▸ **SELECTED EXTRACT**:
CI workflows periodically fail fetching configlet (rate limited)

Occasionally the GH CI Actions fail on when running the “fetch configlet” step.

curl fails with an HTTP 403 error but typically succeeds on retry: curl: (22) The requested URL returned error: 403.

I discussed this with @BethanyG and we believe this is likely caused by a GH Rate Limit Exceeded error. (Yes, a rate limit response ought to be 427 but it appears GH uses 403. This is not an Exercism-specific bug with the response codes.)

Some viable options here are listed below. If you just want my thoughts on what’s the best for now, skip to the last bullet :slight_smile:

  • Do nothing. Maintain the current state. Typically this means having a maintainer manually retry the step.
  • Implement rate limiting across repo CIs. I’m not familiar with GH actions but I suspect synchronizing data across repo actions may be … tricky.
  • Cache the configlet somewhere off GH. This would involve running an additional service/cache, which is an “expensive” route.

(Dataset excerpt)
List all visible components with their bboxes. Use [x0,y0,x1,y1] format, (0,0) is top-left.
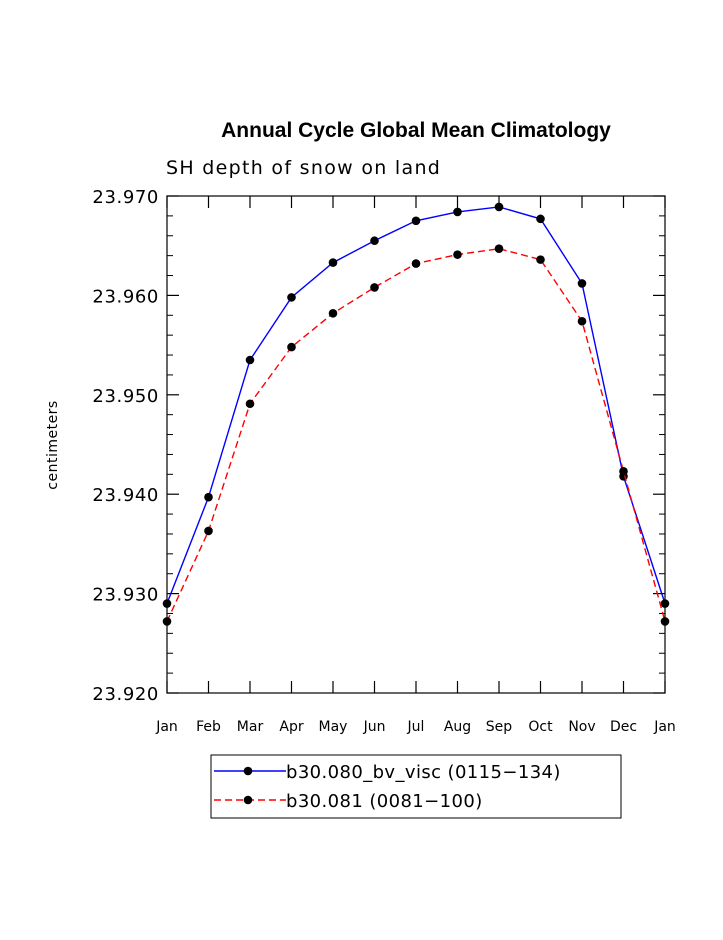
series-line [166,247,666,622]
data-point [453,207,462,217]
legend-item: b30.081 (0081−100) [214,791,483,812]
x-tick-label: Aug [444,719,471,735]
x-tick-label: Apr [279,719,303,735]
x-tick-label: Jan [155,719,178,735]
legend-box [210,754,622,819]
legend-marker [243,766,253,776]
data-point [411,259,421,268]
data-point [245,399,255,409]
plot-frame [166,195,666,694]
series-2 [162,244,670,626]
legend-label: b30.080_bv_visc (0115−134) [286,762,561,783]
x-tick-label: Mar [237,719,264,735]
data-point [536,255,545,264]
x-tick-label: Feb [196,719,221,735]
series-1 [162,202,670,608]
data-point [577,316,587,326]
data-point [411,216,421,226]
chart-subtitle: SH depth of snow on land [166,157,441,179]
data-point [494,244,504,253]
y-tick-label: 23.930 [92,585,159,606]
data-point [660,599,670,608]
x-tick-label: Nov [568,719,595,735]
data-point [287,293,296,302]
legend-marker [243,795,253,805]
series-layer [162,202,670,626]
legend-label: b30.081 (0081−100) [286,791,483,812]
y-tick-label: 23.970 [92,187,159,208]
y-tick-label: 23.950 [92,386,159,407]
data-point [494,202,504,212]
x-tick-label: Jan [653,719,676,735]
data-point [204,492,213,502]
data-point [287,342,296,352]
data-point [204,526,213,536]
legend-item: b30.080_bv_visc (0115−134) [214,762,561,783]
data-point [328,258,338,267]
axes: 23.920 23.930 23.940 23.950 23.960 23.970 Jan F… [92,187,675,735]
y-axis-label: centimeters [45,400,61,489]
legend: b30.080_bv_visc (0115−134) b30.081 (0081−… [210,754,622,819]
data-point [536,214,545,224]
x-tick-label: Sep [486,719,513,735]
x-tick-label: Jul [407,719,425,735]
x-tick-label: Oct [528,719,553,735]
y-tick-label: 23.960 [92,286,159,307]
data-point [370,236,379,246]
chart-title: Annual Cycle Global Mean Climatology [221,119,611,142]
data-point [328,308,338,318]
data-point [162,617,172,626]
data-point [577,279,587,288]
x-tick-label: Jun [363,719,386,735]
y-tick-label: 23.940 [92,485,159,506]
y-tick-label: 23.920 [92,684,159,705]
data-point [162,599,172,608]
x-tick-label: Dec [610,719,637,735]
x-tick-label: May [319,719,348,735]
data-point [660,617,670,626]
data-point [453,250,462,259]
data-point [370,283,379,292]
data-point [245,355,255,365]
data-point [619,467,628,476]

▸ **WHAT NEEDS TO BE DONE**: From the thread above about CI workflows failing to fetch configlet, repeat word for word the passage that begins with "CI workflows periodically" and ends after "returned error: 403.".

▸ **EXERCISE RESULT**:
CI workflows periodically fail fetching configlet (rate limited)

Occasionally the GH CI Actions fail on when running the “fetch configlet” step.

curl fails with an HTTP 403 error but typically succeeds on retry: curl: (22) The requested URL returned error: 403.